[Collected data]
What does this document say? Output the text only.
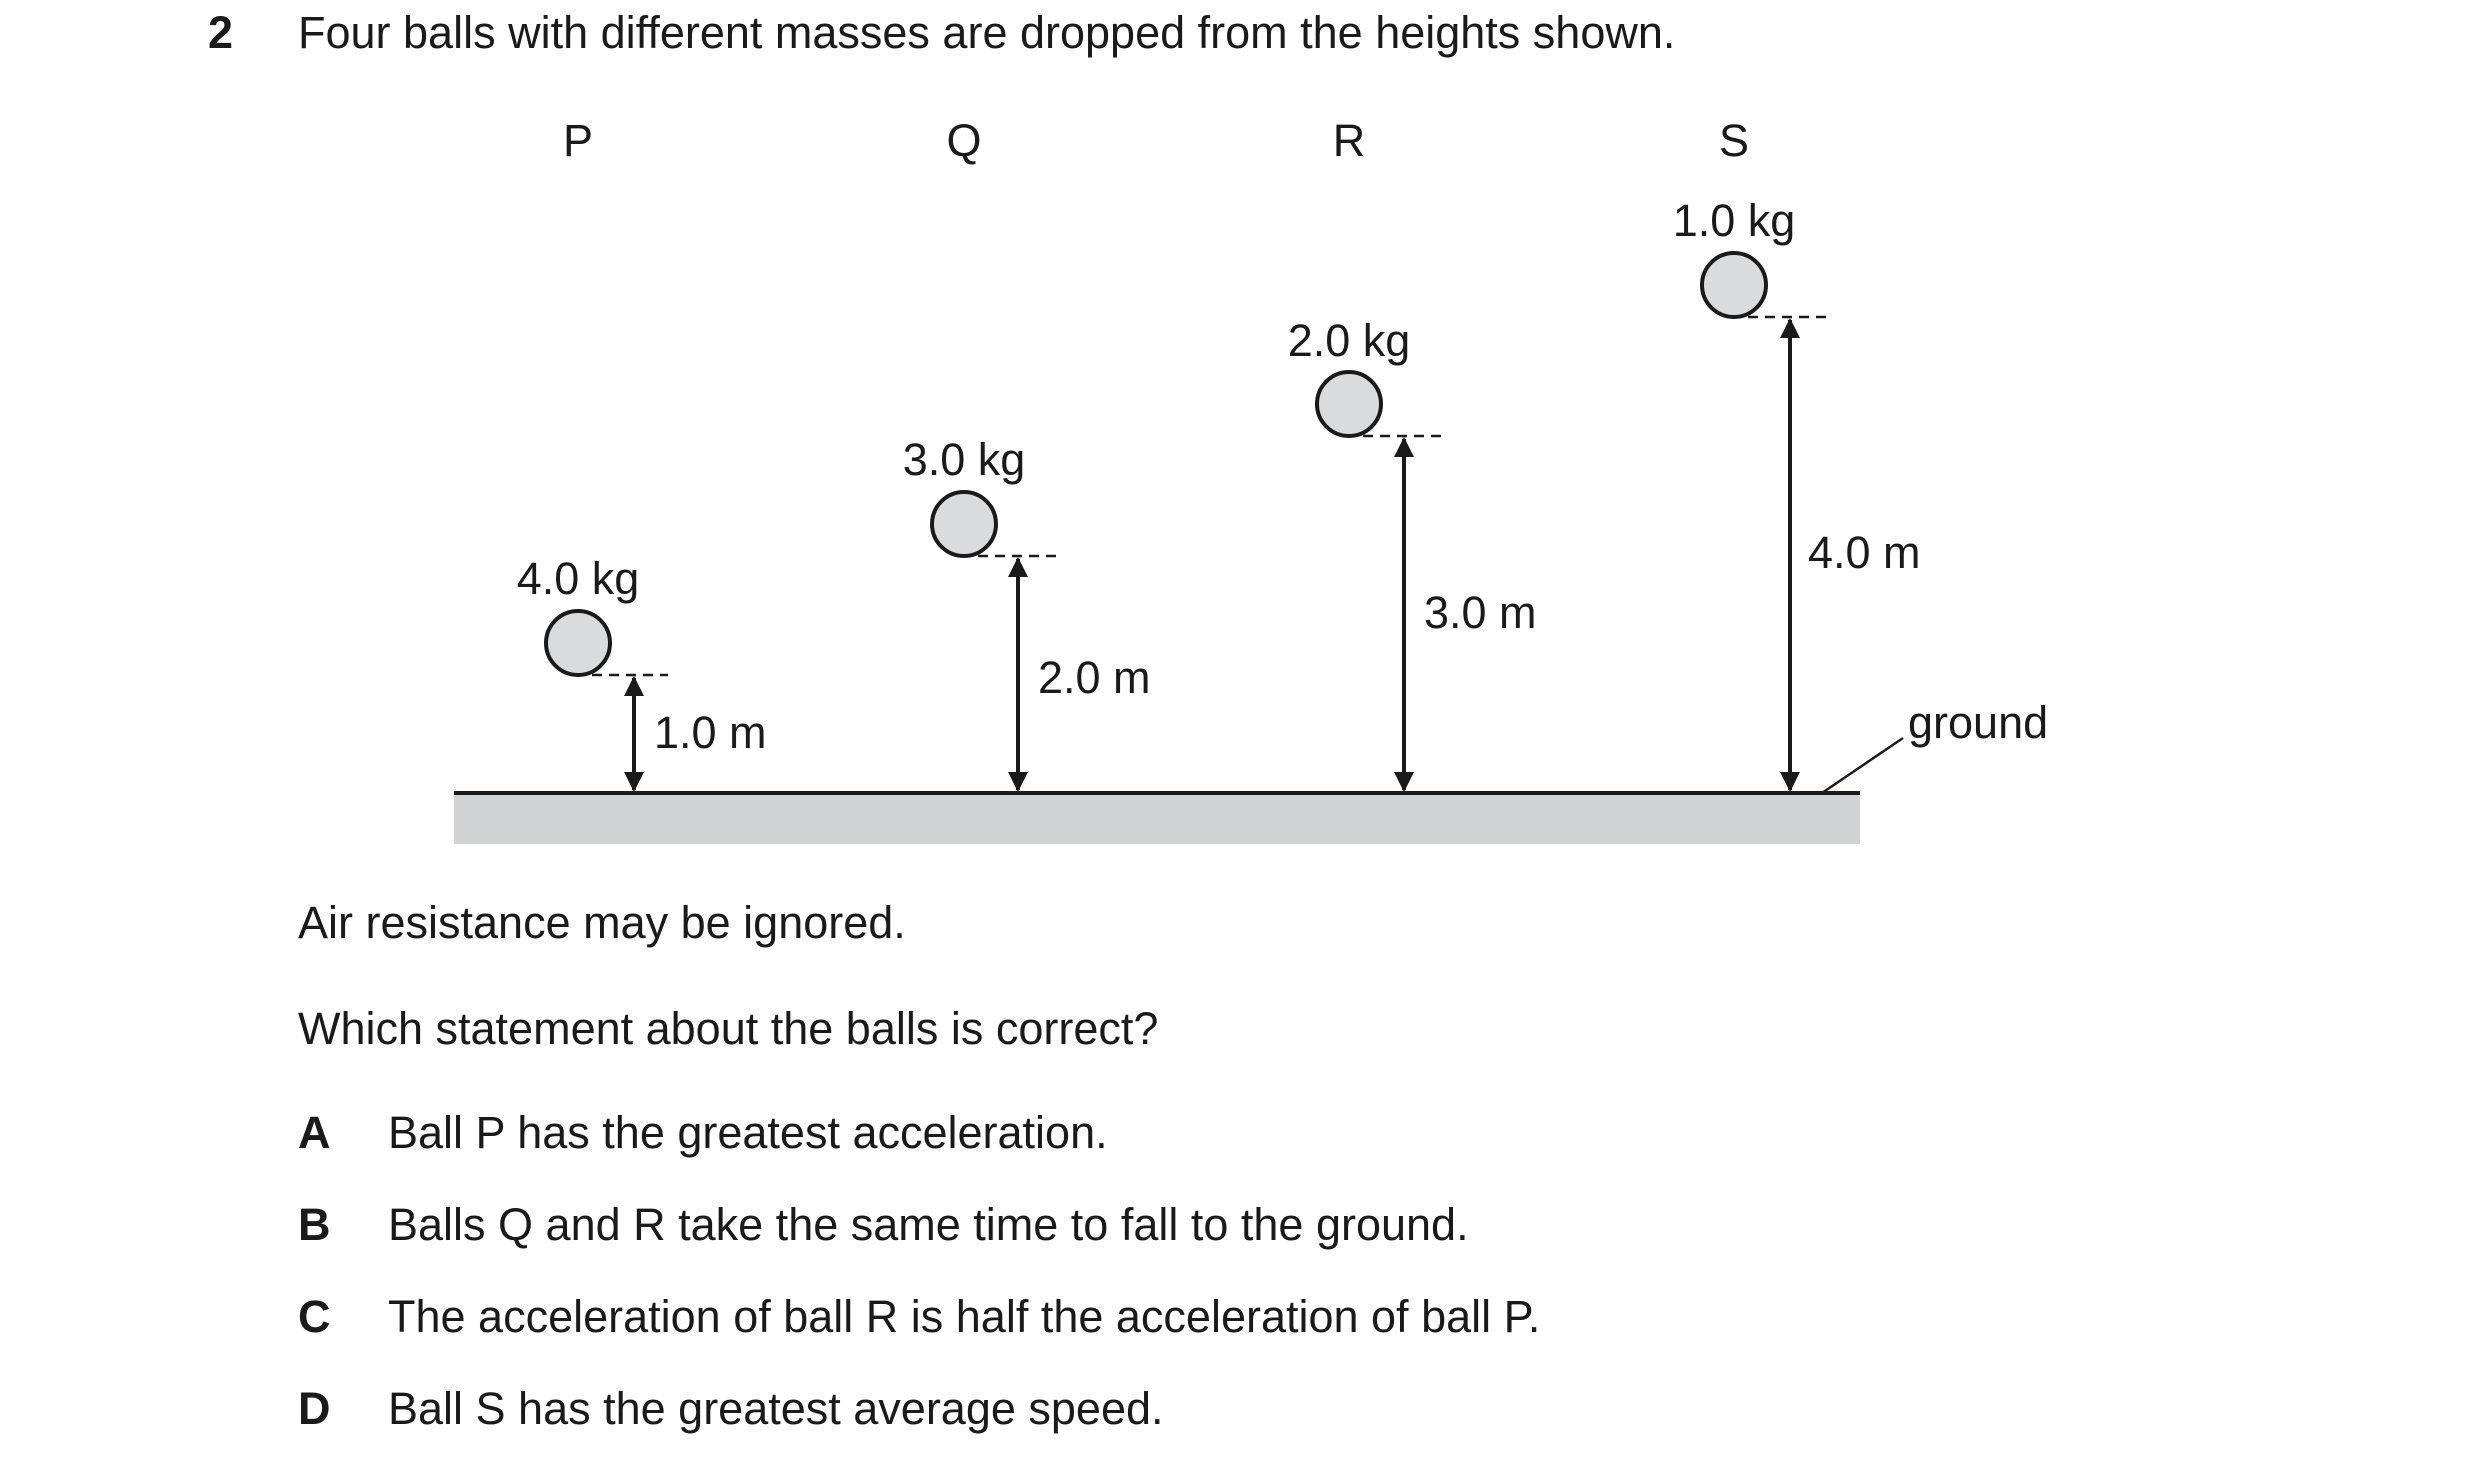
2 Four balls with different masses are dropped from the heights shown.
ground
P
4.0 kg
1.0 m
Q
3.0 kg
2.0 m
R
2.0 kg
3.0 m
S
1.0 kg
4.0 m
Air resistance may be ignored.
Which statement about the balls is correct?
A Ball P has the greatest acceleration.
B Balls Q and R take the same time to fall to the ground.
C The acceleration of ball R is half the acceleration of ball P.
D Ball S has the greatest average speed.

Stated exercise:
Pull every line containing the word "greatest" out of the entries above.

Response:
A Ball P has the greatest acceleration.
D Ball S has the greatest average speed.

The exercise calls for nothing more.